— begin —
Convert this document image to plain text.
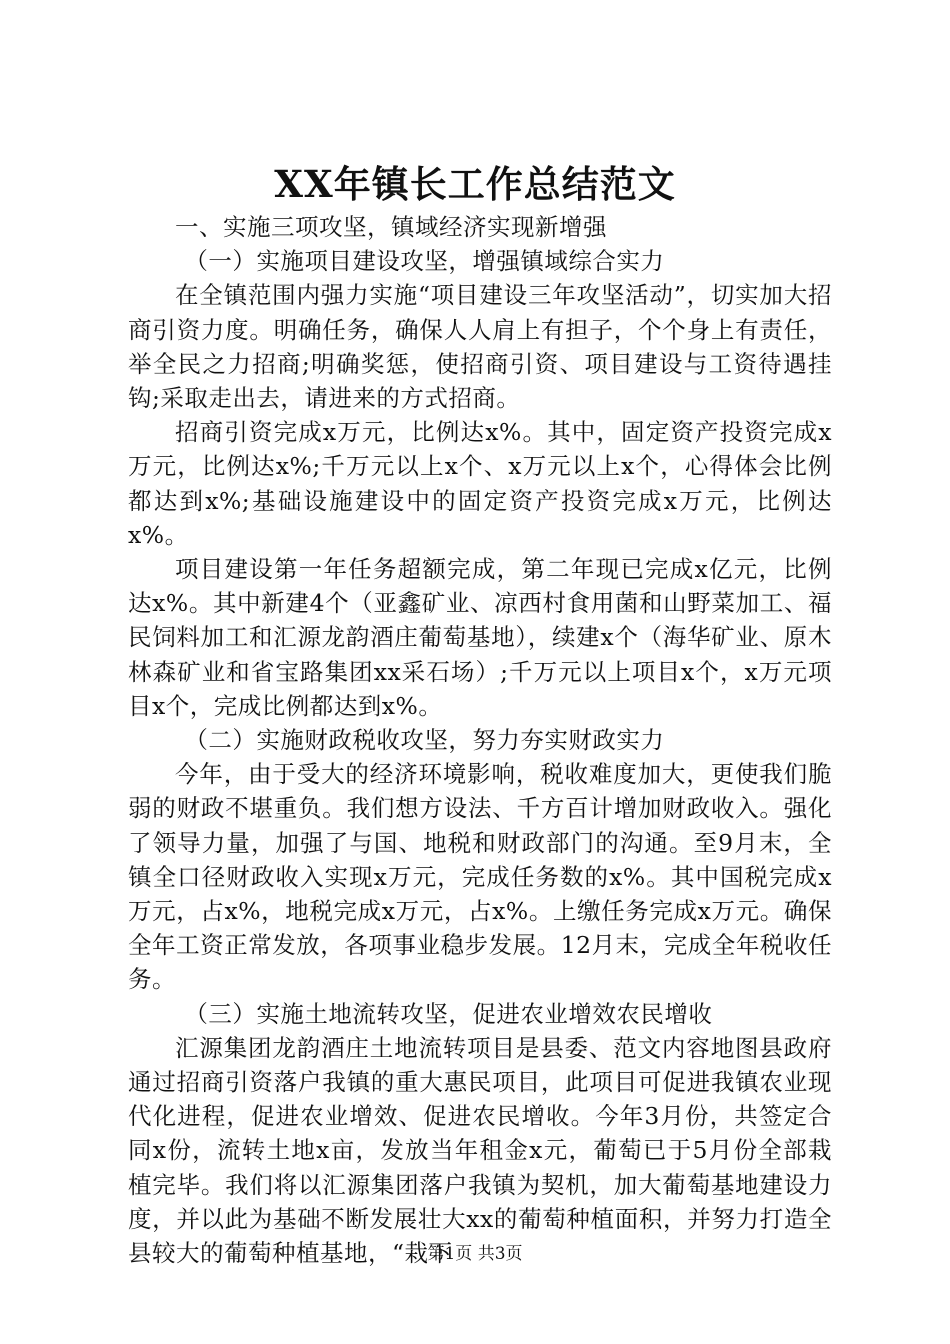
XX年镇长工作总结范文

一、实施三项攻坚，镇域经济实现新增强

（一）实施项目建设攻坚，增强镇域综合实力

在全镇范围内强力实施“项目建设三年攻坚活动”，切实加大招商引资力度。明确任务，确保人人肩上有担子，个个身上有责任，举全民之力招商;明确奖惩，使招商引资、项目建设与工资待遇挂钩;采取走出去，请进来的方式招商。

招商引资完成x万元，比例达x%。其中，固定资产投资完成x万元，比例达x%;千万元以上x个、x万元以上x个，心得体会比例都达到x%;基础设施建设中的固定资产投资完成x万元，比例达x%。

项目建设第一年任务超额完成，第二年现已完成x亿元，比例达x%。其中新建4个（亚鑫矿业、凉西村食用菌和山野菜加工、福民饲料加工和汇源龙韵酒庄葡萄基地），续建x个（海华矿业、原木林森矿业和省宝路集团xx采石场）;千万元以上项目x个，x万元项目x个，完成比例都达到x%。

（二）实施财政税收攻坚，努力夯实财政实力

今年，由于受大的经济环境影响，税收难度加大，更使我们脆弱的财政不堪重负。我们想方设法、千方百计增加财政收入。强化了领导力量，加强了与国、地税和财政部门的沟通。至9月末，全镇全口径财政收入实现x万元，完成任务数的x%。其中国税完成x万元，占x%，地税完成x万元，占x%。上缴任务完成x万元。确保全年工资正常发放，各项事业稳步发展。12月末，完成全年税收任务。

（三）实施土地流转攻坚，促进农业增效农民增收

汇源集团龙韵酒庄土地流转项目是县委、范文内容地图县政府通过招商引资落户我镇的重大惠民项目，此项目可促进我镇农业现代化进程，促进农业增效、促进农民增收。今年3月份，共签定合同x份，流转土地x亩，发放当年租金x元，葡萄已于5月份全部栽植完毕。我们将以汇源集团落户我镇为契机，加大葡萄基地建设力度，并以此为基础不断发展壮大xx的葡萄种植面积，并努力打造全县较大的葡萄种植基地，“栽下

第1页 共3页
— end —
Written instruction — Take the records above and transcribe them exactly, dropping every picture.

Response —
Convert this document image to plain text.
XX年镇长工作总结范文

一、实施三项攻坚，镇域经济实现新增强

（一）实施项目建设攻坚，增强镇域综合实力

在全镇范围内强力实施“项目建设三年攻坚活动”，切实加大招商引资力度。明确任务，确保人人肩上有担子，个个身上有责任，举全民之力招商;明确奖惩，使招商引资、项目建设与工资待遇挂钩;采取走出去，请进来的方式招商。

招商引资完成x万元，比例达x%。其中，固定资产投资完成x万元，比例达x%;千万元以上x个、x万元以上x个，心得体会比例都达到x%;基础设施建设中的固定资产投资完成x万元，比例达x%。

项目建设第一年任务超额完成，第二年现已完成x亿元，比例达x%。其中新建4个（亚鑫矿业、凉西村食用菌和山野菜加工、福民饲料加工和汇源龙韵酒庄葡萄基地），续建x个（海华矿业、原木林森矿业和省宝路集团xx采石场）;千万元以上项目x个，x万元项目x个，完成比例都达到x%。

（二）实施财政税收攻坚，努力夯实财政实力

今年，由于受大的经济环境影响，税收难度加大，更使我们脆弱的财政不堪重负。我们想方设法、千方百计增加财政收入。强化了领导力量，加强了与国、地税和财政部门的沟通。至9月末，全镇全口径财政收入实现x万元，完成任务数的x%。其中国税完成x万元，占x%，地税完成x万元，占x%。上缴任务完成x万元。确保全年工资正常发放，各项事业稳步发展。12月末，完成全年税收任务。

（三）实施土地流转攻坚，促进农业增效农民增收

汇源集团龙韵酒庄土地流转项目是县委、范文内容地图县政府通过招商引资落户我镇的重大惠民项目，此项目可促进我镇农业现代化进程，促进农业增效、促进农民增收。今年3月份，共签定合同x份，流转土地x亩，发放当年租金x元，葡萄已于5月份全部栽植完毕。我们将以汇源集团落户我镇为契机，加大葡萄基地建设力度，并以此为基础不断发展壮大xx的葡萄种植面积，并努力打造全县较大的葡萄种植基地，“栽下

第1页 共3页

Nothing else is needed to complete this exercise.